SET EXERCISE
Every record must be repeated exactly, with no omission.

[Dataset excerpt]
========================

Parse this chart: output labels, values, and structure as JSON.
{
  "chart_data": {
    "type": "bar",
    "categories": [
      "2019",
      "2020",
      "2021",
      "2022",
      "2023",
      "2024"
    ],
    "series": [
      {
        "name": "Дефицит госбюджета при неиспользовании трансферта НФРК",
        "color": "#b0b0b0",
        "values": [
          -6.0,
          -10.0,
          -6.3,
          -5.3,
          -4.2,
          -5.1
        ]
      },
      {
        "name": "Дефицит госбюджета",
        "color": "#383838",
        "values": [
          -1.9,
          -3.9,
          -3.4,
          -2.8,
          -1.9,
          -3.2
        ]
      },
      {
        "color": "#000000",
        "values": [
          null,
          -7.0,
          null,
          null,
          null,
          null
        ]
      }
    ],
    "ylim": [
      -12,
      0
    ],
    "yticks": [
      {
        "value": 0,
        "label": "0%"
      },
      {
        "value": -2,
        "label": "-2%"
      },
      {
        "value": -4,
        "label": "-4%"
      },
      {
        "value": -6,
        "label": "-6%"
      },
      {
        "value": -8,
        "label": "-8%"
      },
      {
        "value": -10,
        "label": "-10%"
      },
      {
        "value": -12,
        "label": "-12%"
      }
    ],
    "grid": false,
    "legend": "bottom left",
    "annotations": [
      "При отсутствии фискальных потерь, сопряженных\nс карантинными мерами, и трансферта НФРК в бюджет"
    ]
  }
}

========================

ANSWER IN FULL
Parse this chart: output labels, values, and structure as JSON.
{
  "chart_data": {
    "type": "bar",
    "categories": [
      "2019",
      "2020",
      "2021",
      "2022",
      "2023",
      "2024"
    ],
    "series": [
      {
        "name": "Дефицит госбюджета при неиспользовании трансферта НФРК",
        "color": "#b0b0b0",
        "values": [
          -6.0,
          -10.0,
          -6.3,
          -5.3,
          -4.2,
          -5.1
        ]
      },
      {
        "name": "Дефицит госбюджета",
        "color": "#383838",
        "values": [
          -1.9,
          -3.9,
          -3.4,
          -2.8,
          -1.9,
          -3.2
        ]
      },
      {
        "color": "#000000",
        "values": [
          null,
          -7.0,
          null,
          null,
          null,
          null
        ]
      }
    ],
    "ylim": [
      -12,
      0
    ],
    "yticks": [
      {
        "value": 0,
        "label": "0%"
      },
      {
        "value": -2,
        "label": "-2%"
      },
      {
        "value": -4,
        "label": "-4%"
      },
      {
        "value": -6,
        "label": "-6%"
      },
      {
        "value": -8,
        "label": "-8%"
      },
      {
        "value": -10,
        "label": "-10%"
      },
      {
        "value": -12,
        "label": "-12%"
      }
    ],
    "grid": false,
    "legend": "bottom left",
    "annotations": [
      "При отсутствии фискальных потерь, сопряженных\nс карантинными мерами, и трансферта НФРК в бюджет"
    ]
  }
}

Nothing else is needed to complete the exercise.